### [Exercise prompt]
Print the listing below in its entirety, character for character.

>>>>

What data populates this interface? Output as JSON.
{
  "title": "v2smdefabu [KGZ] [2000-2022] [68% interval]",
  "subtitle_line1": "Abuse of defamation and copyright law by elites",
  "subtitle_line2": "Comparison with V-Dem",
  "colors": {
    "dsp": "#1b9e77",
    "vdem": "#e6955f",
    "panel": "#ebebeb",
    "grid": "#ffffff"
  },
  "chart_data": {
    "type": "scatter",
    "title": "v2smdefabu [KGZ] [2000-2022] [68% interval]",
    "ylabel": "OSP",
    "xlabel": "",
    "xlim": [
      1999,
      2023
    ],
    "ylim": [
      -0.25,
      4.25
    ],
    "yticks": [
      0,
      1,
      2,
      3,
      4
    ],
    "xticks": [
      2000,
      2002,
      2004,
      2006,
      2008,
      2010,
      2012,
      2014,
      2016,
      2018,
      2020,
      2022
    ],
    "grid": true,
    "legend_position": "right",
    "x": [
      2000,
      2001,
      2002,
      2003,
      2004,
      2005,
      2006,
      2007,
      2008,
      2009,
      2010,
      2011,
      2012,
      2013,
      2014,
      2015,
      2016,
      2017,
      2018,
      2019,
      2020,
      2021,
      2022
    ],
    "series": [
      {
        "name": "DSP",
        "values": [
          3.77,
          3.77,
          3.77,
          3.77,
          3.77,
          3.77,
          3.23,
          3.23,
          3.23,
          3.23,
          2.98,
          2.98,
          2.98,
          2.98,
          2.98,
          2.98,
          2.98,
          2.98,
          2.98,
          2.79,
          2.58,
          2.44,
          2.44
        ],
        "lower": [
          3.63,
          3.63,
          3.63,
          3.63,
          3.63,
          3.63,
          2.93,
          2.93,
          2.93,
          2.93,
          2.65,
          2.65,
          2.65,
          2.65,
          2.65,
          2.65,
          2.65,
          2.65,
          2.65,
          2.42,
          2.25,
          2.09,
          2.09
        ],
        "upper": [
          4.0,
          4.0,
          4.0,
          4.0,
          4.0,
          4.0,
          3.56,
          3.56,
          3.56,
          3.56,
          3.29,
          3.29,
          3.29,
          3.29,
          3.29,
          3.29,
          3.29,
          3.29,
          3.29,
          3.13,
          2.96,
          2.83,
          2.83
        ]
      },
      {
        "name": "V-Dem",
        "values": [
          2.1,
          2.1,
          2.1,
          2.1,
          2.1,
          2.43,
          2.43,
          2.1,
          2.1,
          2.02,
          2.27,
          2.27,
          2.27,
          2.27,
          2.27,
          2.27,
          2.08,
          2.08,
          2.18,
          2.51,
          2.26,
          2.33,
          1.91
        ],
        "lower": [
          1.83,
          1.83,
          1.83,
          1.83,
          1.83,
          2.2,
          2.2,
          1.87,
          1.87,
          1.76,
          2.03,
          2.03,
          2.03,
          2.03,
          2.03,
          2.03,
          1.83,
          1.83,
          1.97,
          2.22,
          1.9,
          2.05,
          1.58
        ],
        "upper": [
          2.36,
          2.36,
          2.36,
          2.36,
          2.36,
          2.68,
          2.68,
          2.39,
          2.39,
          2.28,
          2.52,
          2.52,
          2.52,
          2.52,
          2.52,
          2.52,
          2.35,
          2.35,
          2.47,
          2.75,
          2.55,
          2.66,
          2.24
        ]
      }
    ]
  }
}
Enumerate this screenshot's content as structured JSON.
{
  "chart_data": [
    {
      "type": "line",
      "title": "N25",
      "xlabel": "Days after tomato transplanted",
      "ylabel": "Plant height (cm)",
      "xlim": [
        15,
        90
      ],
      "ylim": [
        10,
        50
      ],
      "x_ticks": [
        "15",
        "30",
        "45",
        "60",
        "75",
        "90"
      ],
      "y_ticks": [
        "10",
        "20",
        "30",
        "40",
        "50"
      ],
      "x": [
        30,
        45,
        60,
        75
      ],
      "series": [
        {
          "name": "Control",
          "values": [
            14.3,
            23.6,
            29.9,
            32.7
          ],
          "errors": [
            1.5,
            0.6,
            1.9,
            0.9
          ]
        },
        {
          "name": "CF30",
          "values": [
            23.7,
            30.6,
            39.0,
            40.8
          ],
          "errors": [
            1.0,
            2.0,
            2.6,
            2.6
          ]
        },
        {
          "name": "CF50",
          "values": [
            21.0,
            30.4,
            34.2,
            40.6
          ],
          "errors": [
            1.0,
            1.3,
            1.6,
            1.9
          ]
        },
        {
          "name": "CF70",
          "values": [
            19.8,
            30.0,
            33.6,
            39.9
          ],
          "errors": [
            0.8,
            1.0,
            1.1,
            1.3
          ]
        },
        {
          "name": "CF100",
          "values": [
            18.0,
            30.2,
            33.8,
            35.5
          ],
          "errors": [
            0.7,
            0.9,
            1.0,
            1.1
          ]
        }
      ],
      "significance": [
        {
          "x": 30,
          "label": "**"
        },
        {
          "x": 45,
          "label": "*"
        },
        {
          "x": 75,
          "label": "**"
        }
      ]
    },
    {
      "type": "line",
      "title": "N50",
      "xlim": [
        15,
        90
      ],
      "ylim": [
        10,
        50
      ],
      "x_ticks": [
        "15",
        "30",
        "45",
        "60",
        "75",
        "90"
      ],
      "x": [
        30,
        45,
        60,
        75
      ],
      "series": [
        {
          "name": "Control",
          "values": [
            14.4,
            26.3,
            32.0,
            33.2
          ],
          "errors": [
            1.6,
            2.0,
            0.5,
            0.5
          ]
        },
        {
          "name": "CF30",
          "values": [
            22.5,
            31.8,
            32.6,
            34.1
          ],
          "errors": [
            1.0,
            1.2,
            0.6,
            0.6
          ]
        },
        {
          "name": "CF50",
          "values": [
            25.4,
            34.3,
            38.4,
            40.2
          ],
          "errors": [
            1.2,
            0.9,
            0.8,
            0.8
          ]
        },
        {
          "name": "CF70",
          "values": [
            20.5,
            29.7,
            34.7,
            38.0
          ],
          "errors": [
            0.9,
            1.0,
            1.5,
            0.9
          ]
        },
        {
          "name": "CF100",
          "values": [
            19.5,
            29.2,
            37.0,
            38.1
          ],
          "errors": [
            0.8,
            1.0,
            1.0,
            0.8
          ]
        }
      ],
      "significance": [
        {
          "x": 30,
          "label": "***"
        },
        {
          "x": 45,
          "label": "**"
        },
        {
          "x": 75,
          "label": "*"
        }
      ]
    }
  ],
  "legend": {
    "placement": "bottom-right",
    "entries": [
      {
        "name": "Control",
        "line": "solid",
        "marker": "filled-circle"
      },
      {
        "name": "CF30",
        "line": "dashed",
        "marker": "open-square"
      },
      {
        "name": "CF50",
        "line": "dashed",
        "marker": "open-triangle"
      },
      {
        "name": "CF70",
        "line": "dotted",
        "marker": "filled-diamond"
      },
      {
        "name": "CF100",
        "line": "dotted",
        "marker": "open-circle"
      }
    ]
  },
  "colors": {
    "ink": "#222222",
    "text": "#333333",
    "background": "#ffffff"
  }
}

<<<<

### [Response below]
What data populates this interface? Output as JSON.
{
  "title": "v2smdefabu [KGZ] [2000-2022] [68% interval]",
  "subtitle_line1": "Abuse of defamation and copyright law by elites",
  "subtitle_line2": "Comparison with V-Dem",
  "colors": {
    "dsp": "#1b9e77",
    "vdem": "#e6955f",
    "panel": "#ebebeb",
    "grid": "#ffffff"
  },
  "chart_data": {
    "type": "scatter",
    "title": "v2smdefabu [KGZ] [2000-2022] [68% interval]",
    "ylabel": "OSP",
    "xlabel": "",
    "xlim": [
      1999,
      2023
    ],
    "ylim": [
      -0.25,
      4.25
    ],
    "yticks": [
      0,
      1,
      2,
      3,
      4
    ],
    "xticks": [
      2000,
      2002,
      2004,
      2006,
      2008,
      2010,
      2012,
      2014,
      2016,
      2018,
      2020,
      2022
    ],
    "grid": true,
    "legend_position": "right",
    "x": [
      2000,
      2001,
      2002,
      2003,
      2004,
      2005,
      2006,
      2007,
      2008,
      2009,
      2010,
      2011,
      2012,
      2013,
      2014,
      2015,
      2016,
      2017,
      2018,
      2019,
      2020,
      2021,
      2022
    ],
    "series": [
      {
        "name": "DSP",
        "values": [
          3.77,
          3.77,
          3.77,
          3.77,
          3.77,
          3.77,
          3.23,
          3.23,
          3.23,
          3.23,
          2.98,
          2.98,
          2.98,
          2.98,
          2.98,
          2.98,
          2.98,
          2.98,
          2.98,
          2.79,
          2.58,
          2.44,
          2.44
        ],
        "lower": [
          3.63,
          3.63,
          3.63,
          3.63,
          3.63,
          3.63,
          2.93,
          2.93,
          2.93,
          2.93,
          2.65,
          2.65,
          2.65,
          2.65,
          2.65,
          2.65,
          2.65,
          2.65,
          2.65,
          2.42,
          2.25,
          2.09,
          2.09
        ],
        "upper": [
          4.0,
          4.0,
          4.0,
          4.0,
          4.0,
          4.0,
          3.56,
          3.56,
          3.56,
          3.56,
          3.29,
          3.29,
          3.29,
          3.29,
          3.29,
          3.29,
          3.29,
          3.29,
          3.29,
          3.13,
          2.96,
          2.83,
          2.83
        ]
      },
      {
        "name": "V-Dem",
        "values": [
          2.1,
          2.1,
          2.1,
          2.1,
          2.1,
          2.43,
          2.43,
          2.1,
          2.1,
          2.02,
          2.27,
          2.27,
          2.27,
          2.27,
          2.27,
          2.27,
          2.08,
          2.08,
          2.18,
          2.51,
          2.26,
          2.33,
          1.91
        ],
        "lower": [
          1.83,
          1.83,
          1.83,
          1.83,
          1.83,
          2.2,
          2.2,
          1.87,
          1.87,
          1.76,
          2.03,
          2.03,
          2.03,
          2.03,
          2.03,
          2.03,
          1.83,
          1.83,
          1.97,
          2.22,
          1.9,
          2.05,
          1.58
        ],
        "upper": [
          2.36,
          2.36,
          2.36,
          2.36,
          2.36,
          2.68,
          2.68,
          2.39,
          2.39,
          2.28,
          2.52,
          2.52,
          2.52,
          2.52,
          2.52,
          2.52,
          2.35,
          2.35,
          2.47,
          2.75,
          2.55,
          2.66,
          2.24
        ]
      }
    ]
  }
}
Enumerate this screenshot's content as structured JSON.
{
  "chart_data": [
    {
      "type": "line",
      "title": "N25",
      "xlabel": "Days after tomato transplanted",
      "ylabel": "Plant height (cm)",
      "xlim": [
        15,
        90
      ],
      "ylim": [
        10,
        50
      ],
      "x_ticks": [
        "15",
        "30",
        "45",
        "60",
        "75",
        "90"
      ],
      "y_ticks": [
        "10",
        "20",
        "30",
        "40",
        "50"
      ],
      "x": [
        30,
        45,
        60,
        75
      ],
      "series": [
        {
          "name": "Control",
          "values": [
            14.3,
            23.6,
            29.9,
            32.7
          ],
          "errors": [
            1.5,
            0.6,
            1.9,
            0.9
          ]
        },
        {
          "name": "CF30",
          "values": [
            23.7,
            30.6,
            39.0,
            40.8
          ],
          "errors": [
            1.0,
            2.0,
            2.6,
            2.6
          ]
        },
        {
          "name": "CF50",
          "values": [
            21.0,
            30.4,
            34.2,
            40.6
          ],
          "errors": [
            1.0,
            1.3,
            1.6,
            1.9
          ]
        },
        {
          "name": "CF70",
          "values": [
            19.8,
            30.0,
            33.6,
            39.9
          ],
          "errors": [
            0.8,
            1.0,
            1.1,
            1.3
          ]
        },
        {
          "name": "CF100",
          "values": [
            18.0,
            30.2,
            33.8,
            35.5
          ],
          "errors": [
            0.7,
            0.9,
            1.0,
            1.1
          ]
        }
      ],
      "significance": [
        {
          "x": 30,
          "label": "**"
        },
        {
          "x": 45,
          "label": "*"
        },
        {
          "x": 75,
          "label": "**"
        }
      ]
    },
    {
      "type": "line",
      "title": "N50",
      "xlim": [
        15,
        90
      ],
      "ylim": [
        10,
        50
      ],
      "x_ticks": [
        "15",
        "30",
        "45",
        "60",
        "75",
        "90"
      ],
      "x": [
        30,
        45,
        60,
        75
      ],
      "series": [
        {
          "name": "Control",
          "values": [
            14.4,
            26.3,
            32.0,
            33.2
          ],
          "errors": [
            1.6,
            2.0,
            0.5,
            0.5
          ]
        },
        {
          "name": "CF30",
          "values": [
            22.5,
            31.8,
            32.6,
            34.1
          ],
          "errors": [
            1.0,
            1.2,
            0.6,
            0.6
          ]
        },
        {
          "name": "CF50",
          "values": [
            25.4,
            34.3,
            38.4,
            40.2
          ],
          "errors": [
            1.2,
            0.9,
            0.8,
            0.8
          ]
        },
        {
          "name": "CF70",
          "values": [
            20.5,
            29.7,
            34.7,
            38.0
          ],
          "errors": [
            0.9,
            1.0,
            1.5,
            0.9
          ]
        },
        {
          "name": "CF100",
          "values": [
            19.5,
            29.2,
            37.0,
            38.1
          ],
          "errors": [
            0.8,
            1.0,
            1.0,
            0.8
          ]
        }
      ],
      "significance": [
        {
          "x": 30,
          "label": "***"
        },
        {
          "x": 45,
          "label": "**"
        },
        {
          "x": 75,
          "label": "*"
        }
      ]
    }
  ],
  "legend": {
    "placement": "bottom-right",
    "entries": [
      {
        "name": "Control",
        "line": "solid",
        "marker": "filled-circle"
      },
      {
        "name": "CF30",
        "line": "dashed",
        "marker": "open-square"
      },
      {
        "name": "CF50",
        "line": "dashed",
        "marker": "open-triangle"
      },
      {
        "name": "CF70",
        "line": "dotted",
        "marker": "filled-diamond"
      },
      {
        "name": "CF100",
        "line": "dotted",
        "marker": "open-circle"
      }
    ]
  },
  "colors": {
    "ink": "#222222",
    "text": "#333333",
    "background": "#ffffff"
  }
}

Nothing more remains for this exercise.